Given instruction :: Reproduce the listing below character for character; drop every image.

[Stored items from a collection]
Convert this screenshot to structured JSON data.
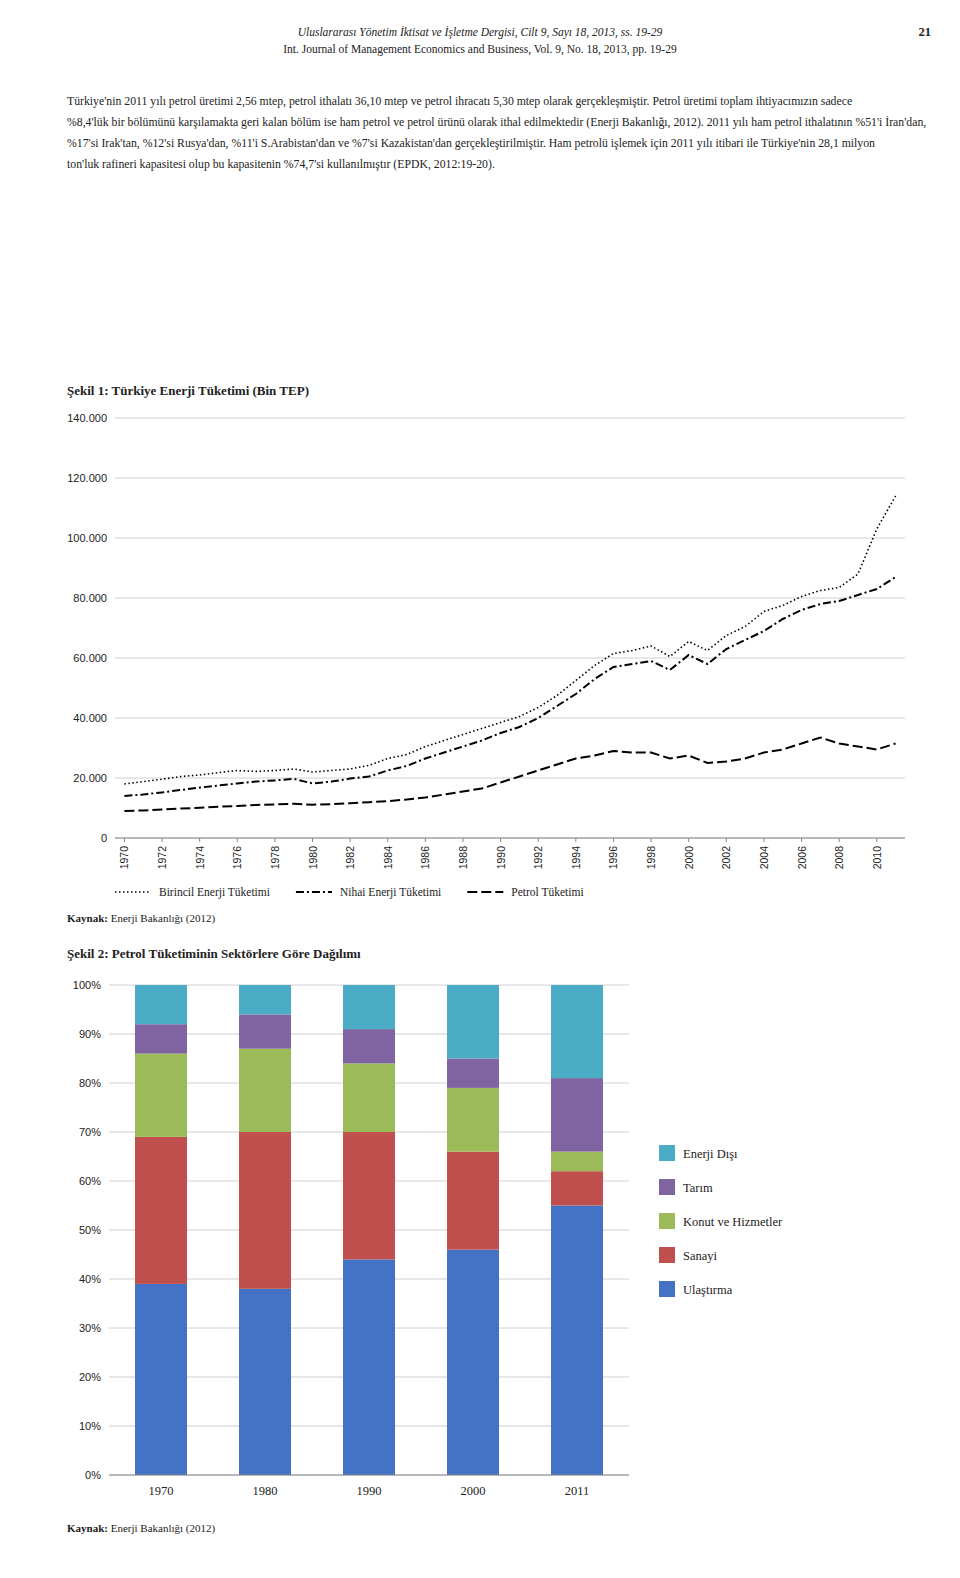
{
  "page": {
    "header_line1": "Uluslararası Yönetim İktisat ve İşletme Dergisi, Cilt 9, Sayı 18, 2013, ss. 19-29",
    "header_line2": "Int. Journal of Management Economics and Business, Vol. 9, No. 18, 2013, pp. 19-29",
    "page_number": "21",
    "paragraph": [
      "Türkiye'nin 2011 yılı petrol üretimi 2,56 mtep, petrol ithalatı 36,10 mtep ve petrol ihracatı 5,30 mtep olarak gerçekleşmiştir. Petrol üretimi toplam ihtiyacımızın sadece",
      "%8,4'lük bir bölümünü karşılamakta geri kalan bölüm ise ham petrol ve petrol ürünü olarak ithal edilmektedir (Enerji Bakanlığı, 2012). 2011 yılı ham petrol ithalatının %51'i İran'dan,",
      "%17'si Irak'tan, %12'si Rusya'dan, %11'i S.Arabistan'dan ve %7'si Kazakistan'dan gerçekleştirilmiştir. Ham petrolü işlemek için 2011 yılı itibari ile Türkiye'nin 28,1 milyon",
      "ton'luk rafineri kapasitesi olup bu kapasitenin %74,7'si kullanılmıştır (EPDK, 2012:19-20)."
    ]
  },
  "chart_data": [
    {
      "type": "line",
      "title": "Şekil 1: Türkiye Enerji Tüketimi (Bin TEP)",
      "source": "Kaynak: Enerji Bakanlığı (2012)",
      "x": [
        1970,
        1971,
        1972,
        1973,
        1974,
        1975,
        1976,
        1977,
        1978,
        1979,
        1980,
        1981,
        1982,
        1983,
        1984,
        1985,
        1986,
        1987,
        1988,
        1989,
        1990,
        1991,
        1992,
        1993,
        1994,
        1995,
        1996,
        1997,
        1998,
        1999,
        2000,
        2001,
        2002,
        2003,
        2004,
        2005,
        2006,
        2007,
        2008,
        2009,
        2010,
        2011
      ],
      "series": [
        {
          "name": "Birincil Enerji Tüketimi",
          "color": "#000000",
          "line_style": "dotted",
          "values": [
            18000,
            18800,
            19600,
            20500,
            21000,
            21800,
            22500,
            22200,
            22500,
            23000,
            22000,
            22500,
            23000,
            24200,
            26500,
            27800,
            30500,
            32500,
            34500,
            36500,
            38500,
            40500,
            43500,
            47500,
            52500,
            57500,
            61500,
            62500,
            64000,
            60500,
            65500,
            62500,
            67500,
            70500,
            75500,
            77500,
            80500,
            82500,
            83500,
            88000,
            103000,
            114000
          ]
        },
        {
          "name": "Nihai Enerji Tüketimi",
          "color": "#000000",
          "line_style": "dashdot",
          "values": [
            14000,
            14500,
            15200,
            16000,
            16800,
            17500,
            18200,
            18800,
            19200,
            19700,
            18200,
            18800,
            19800,
            20500,
            22500,
            24000,
            26500,
            28500,
            30500,
            32500,
            35000,
            37000,
            40000,
            44000,
            48000,
            53000,
            57000,
            58000,
            59000,
            56000,
            61000,
            58000,
            63000,
            66000,
            69000,
            73000,
            76000,
            78000,
            79000,
            81000,
            83000,
            87000
          ]
        },
        {
          "name": "Petrol Tüketimi",
          "color": "#000000",
          "line_style": "dashed",
          "values": [
            9000,
            9200,
            9500,
            9800,
            10100,
            10400,
            10700,
            11000,
            11200,
            11400,
            11100,
            11300,
            11600,
            11900,
            12300,
            12800,
            13500,
            14500,
            15500,
            16500,
            18500,
            20500,
            22500,
            24500,
            26500,
            27500,
            29000,
            28500,
            28500,
            26500,
            27500,
            25000,
            25500,
            26500,
            28500,
            29500,
            31500,
            33500,
            31500,
            30500,
            29500,
            31500
          ]
        }
      ],
      "xlim": [
        1969.5,
        2011.5
      ],
      "xticks": [
        1970,
        1972,
        1974,
        1976,
        1978,
        1980,
        1982,
        1984,
        1986,
        1988,
        1990,
        1992,
        1994,
        1996,
        1998,
        2000,
        2002,
        2004,
        2006,
        2008,
        2010
      ],
      "ylim": [
        0,
        140000
      ],
      "yticks": [
        0,
        {
          "value": 20000,
          "label": "20.000"
        },
        {
          "value": 40000,
          "label": "40.000"
        },
        {
          "value": 60000,
          "label": "60.000"
        },
        {
          "value": 80000,
          "label": "80.000"
        },
        {
          "value": 100000,
          "label": "100.000"
        },
        {
          "value": 120000,
          "label": "120.000"
        },
        {
          "value": 140000,
          "label": "140.000"
        }
      ],
      "grid": true,
      "legend": "bottom"
    },
    {
      "type": "bar",
      "stacked": true,
      "title": "Şekil 2: Petrol Tüketiminin Sektörlere Göre Dağılımı",
      "source": "Kaynak: Enerji Bakanlığı (2012)",
      "categories": [
        "1970",
        "1980",
        "1990",
        "2000",
        "2011"
      ],
      "series": [
        {
          "name": "Ulaştırma",
          "color": "#4472C4",
          "values": [
            0.39,
            0.38,
            0.44,
            0.46,
            0.55
          ]
        },
        {
          "name": "Sanayi",
          "color": "#C0504D",
          "values": [
            0.3,
            0.32,
            0.26,
            0.2,
            0.07
          ]
        },
        {
          "name": "Konut ve Hizmetler",
          "color": "#9BBB59",
          "values": [
            0.17,
            0.17,
            0.14,
            0.13,
            0.04
          ]
        },
        {
          "name": "Tarım",
          "color": "#8064A2",
          "values": [
            0.06,
            0.07,
            0.07,
            0.06,
            0.15
          ]
        },
        {
          "name": "Enerji Dışı",
          "color": "#4BACC6",
          "values": [
            0.08,
            0.06,
            0.09,
            0.15,
            0.19
          ]
        }
      ],
      "ylim": [
        0,
        1
      ],
      "yticks": [
        {
          "value": 0,
          "label": "0%"
        },
        {
          "value": 0.1,
          "label": "10%"
        },
        {
          "value": 0.2,
          "label": "20%"
        },
        {
          "value": 0.3,
          "label": "30%"
        },
        {
          "value": 0.4,
          "label": "40%"
        },
        {
          "value": 0.5,
          "label": "50%"
        },
        {
          "value": 0.6,
          "label": "60%"
        },
        {
          "value": 0.7,
          "label": "70%"
        },
        {
          "value": 0.8,
          "label": "80%"
        },
        {
          "value": 0.9,
          "label": "90%"
        },
        {
          "value": 1,
          "label": "100%"
        }
      ],
      "grid": true,
      "legend": "right"
    }
  ]
}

Solution to this problem ::
Convert this screenshot to structured JSON data.
{
  "page": {
    "header_line1": "Uluslararası Yönetim İktisat ve İşletme Dergisi, Cilt 9, Sayı 18, 2013, ss. 19-29",
    "header_line2": "Int. Journal of Management Economics and Business, Vol. 9, No. 18, 2013, pp. 19-29",
    "page_number": "21",
    "paragraph": [
      "Türkiye'nin 2011 yılı petrol üretimi 2,56 mtep, petrol ithalatı 36,10 mtep ve petrol ihracatı 5,30 mtep olarak gerçekleşmiştir. Petrol üretimi toplam ihtiyacımızın sadece",
      "%8,4'lük bir bölümünü karşılamakta geri kalan bölüm ise ham petrol ve petrol ürünü olarak ithal edilmektedir (Enerji Bakanlığı, 2012). 2011 yılı ham petrol ithalatının %51'i İran'dan,",
      "%17'si Irak'tan, %12'si Rusya'dan, %11'i S.Arabistan'dan ve %7'si Kazakistan'dan gerçekleştirilmiştir. Ham petrolü işlemek için 2011 yılı itibari ile Türkiye'nin 28,1 milyon",
      "ton'luk rafineri kapasitesi olup bu kapasitenin %74,7'si kullanılmıştır (EPDK, 2012:19-20)."
    ]
  },
  "chart_data": [
    {
      "type": "line",
      "title": "Şekil 1: Türkiye Enerji Tüketimi (Bin TEP)",
      "source": "Kaynak: Enerji Bakanlığı (2012)",
      "x": [
        1970,
        1971,
        1972,
        1973,
        1974,
        1975,
        1976,
        1977,
        1978,
        1979,
        1980,
        1981,
        1982,
        1983,
        1984,
        1985,
        1986,
        1987,
        1988,
        1989,
        1990,
        1991,
        1992,
        1993,
        1994,
        1995,
        1996,
        1997,
        1998,
        1999,
        2000,
        2001,
        2002,
        2003,
        2004,
        2005,
        2006,
        2007,
        2008,
        2009,
        2010,
        2011
      ],
      "series": [
        {
          "name": "Birincil Enerji Tüketimi",
          "color": "#000000",
          "line_style": "dotted",
          "values": [
            18000,
            18800,
            19600,
            20500,
            21000,
            21800,
            22500,
            22200,
            22500,
            23000,
            22000,
            22500,
            23000,
            24200,
            26500,
            27800,
            30500,
            32500,
            34500,
            36500,
            38500,
            40500,
            43500,
            47500,
            52500,
            57500,
            61500,
            62500,
            64000,
            60500,
            65500,
            62500,
            67500,
            70500,
            75500,
            77500,
            80500,
            82500,
            83500,
            88000,
            103000,
            114000
          ]
        },
        {
          "name": "Nihai Enerji Tüketimi",
          "color": "#000000",
          "line_style": "dashdot",
          "values": [
            14000,
            14500,
            15200,
            16000,
            16800,
            17500,
            18200,
            18800,
            19200,
            19700,
            18200,
            18800,
            19800,
            20500,
            22500,
            24000,
            26500,
            28500,
            30500,
            32500,
            35000,
            37000,
            40000,
            44000,
            48000,
            53000,
            57000,
            58000,
            59000,
            56000,
            61000,
            58000,
            63000,
            66000,
            69000,
            73000,
            76000,
            78000,
            79000,
            81000,
            83000,
            87000
          ]
        },
        {
          "name": "Petrol Tüketimi",
          "color": "#000000",
          "line_style": "dashed",
          "values": [
            9000,
            9200,
            9500,
            9800,
            10100,
            10400,
            10700,
            11000,
            11200,
            11400,
            11100,
            11300,
            11600,
            11900,
            12300,
            12800,
            13500,
            14500,
            15500,
            16500,
            18500,
            20500,
            22500,
            24500,
            26500,
            27500,
            29000,
            28500,
            28500,
            26500,
            27500,
            25000,
            25500,
            26500,
            28500,
            29500,
            31500,
            33500,
            31500,
            30500,
            29500,
            31500
          ]
        }
      ],
      "xlim": [
        1969.5,
        2011.5
      ],
      "xticks": [
        1970,
        1972,
        1974,
        1976,
        1978,
        1980,
        1982,
        1984,
        1986,
        1988,
        1990,
        1992,
        1994,
        1996,
        1998,
        2000,
        2002,
        2004,
        2006,
        2008,
        2010
      ],
      "ylim": [
        0,
        140000
      ],
      "yticks": [
        0,
        {
          "value": 20000,
          "label": "20.000"
        },
        {
          "value": 40000,
          "label": "40.000"
        },
        {
          "value": 60000,
          "label": "60.000"
        },
        {
          "value": 80000,
          "label": "80.000"
        },
        {
          "value": 100000,
          "label": "100.000"
        },
        {
          "value": 120000,
          "label": "120.000"
        },
        {
          "value": 140000,
          "label": "140.000"
        }
      ],
      "grid": true,
      "legend": "bottom"
    },
    {
      "type": "bar",
      "stacked": true,
      "title": "Şekil 2: Petrol Tüketiminin Sektörlere Göre Dağılımı",
      "source": "Kaynak: Enerji Bakanlığı (2012)",
      "categories": [
        "1970",
        "1980",
        "1990",
        "2000",
        "2011"
      ],
      "series": [
        {
          "name": "Ulaştırma",
          "color": "#4472C4",
          "values": [
            0.39,
            0.38,
            0.44,
            0.46,
            0.55
          ]
        },
        {
          "name": "Sanayi",
          "color": "#C0504D",
          "values": [
            0.3,
            0.32,
            0.26,
            0.2,
            0.07
          ]
        },
        {
          "name": "Konut ve Hizmetler",
          "color": "#9BBB59",
          "values": [
            0.17,
            0.17,
            0.14,
            0.13,
            0.04
          ]
        },
        {
          "name": "Tarım",
          "color": "#8064A2",
          "values": [
            0.06,
            0.07,
            0.07,
            0.06,
            0.15
          ]
        },
        {
          "name": "Enerji Dışı",
          "color": "#4BACC6",
          "values": [
            0.08,
            0.06,
            0.09,
            0.15,
            0.19
          ]
        }
      ],
      "ylim": [
        0,
        1
      ],
      "yticks": [
        {
          "value": 0,
          "label": "0%"
        },
        {
          "value": 0.1,
          "label": "10%"
        },
        {
          "value": 0.2,
          "label": "20%"
        },
        {
          "value": 0.3,
          "label": "30%"
        },
        {
          "value": 0.4,
          "label": "40%"
        },
        {
          "value": 0.5,
          "label": "50%"
        },
        {
          "value": 0.6,
          "label": "60%"
        },
        {
          "value": 0.7,
          "label": "70%"
        },
        {
          "value": 0.8,
          "label": "80%"
        },
        {
          "value": 0.9,
          "label": "90%"
        },
        {
          "value": 1,
          "label": "100%"
        }
      ],
      "grid": true,
      "legend": "right"
    }
  ]
}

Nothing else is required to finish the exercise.